- **What to do**
Below are some records. Say in a single number how many of their lines include the word "title".
★ ★ ★
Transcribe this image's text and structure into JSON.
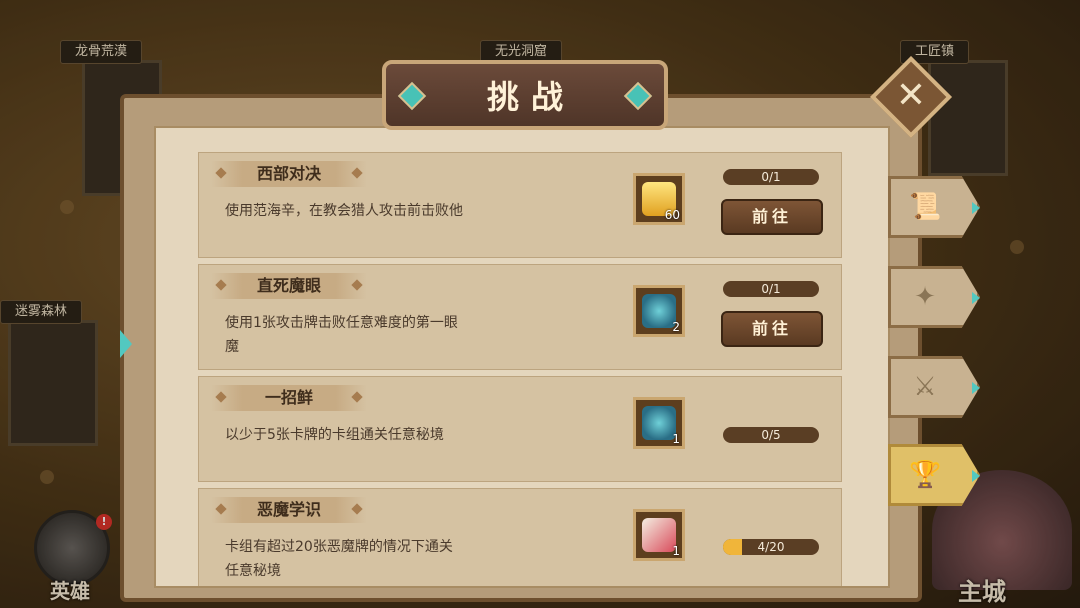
{
  "map": {
    "locations": [
      {
        "name": "龙骨荒漠"
      },
      {
        "name": "无光洞窟"
      },
      {
        "name": "工匠镇"
      },
      {
        "name": "迷雾森林"
      }
    ],
    "hero_label": "英雄",
    "hero_badge": "!",
    "city_label": "主城"
  },
  "dialog": {
    "title": "挑战",
    "close_symbol": "✕"
  },
  "challenges": [
    {
      "title": "西部对决",
      "description": "使用范海辛，在教会猎人攻击前击败他",
      "reward_count": "60",
      "reward_icon": "gem-icon",
      "progress_text": "0/1",
      "progress_fraction": 0,
      "go_label": "前往"
    },
    {
      "title": "直死魔眼",
      "description": "使用1张攻击牌击败任意难度的第一眼魔",
      "reward_count": "2",
      "reward_icon": "potion-icon",
      "progress_text": "0/1",
      "progress_fraction": 0,
      "go_label": "前往"
    },
    {
      "title": "一招鲜",
      "description": "以少于5张卡牌的卡组通关任意秘境",
      "reward_count": "1",
      "reward_icon": "potion-icon",
      "progress_text": "0/5",
      "progress_fraction": 0
    },
    {
      "title": "恶魔学识",
      "description": "卡组有超过20张恶魔牌的情况下通关任意秘境",
      "reward_count": "1",
      "reward_icon": "horn-icon",
      "progress_text": "4/20",
      "progress_fraction": 0.2
    }
  ],
  "side_tabs": [
    {
      "icon": "scroll-icon",
      "glyph": "📜",
      "active": false
    },
    {
      "icon": "book-icon",
      "glyph": "✦",
      "active": false
    },
    {
      "icon": "crossed-swords-icon",
      "glyph": "⚔",
      "active": false
    },
    {
      "icon": "trophy-icon",
      "glyph": "🏆",
      "active": true
    }
  ],
  "colors": {
    "panel_frame": "#6d4f2e",
    "parchment": "#e4d6bd",
    "accent_teal": "#52c8c0",
    "progress_fill": "#f0b53a"
  }
}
★ ★ ★
- **Response**
5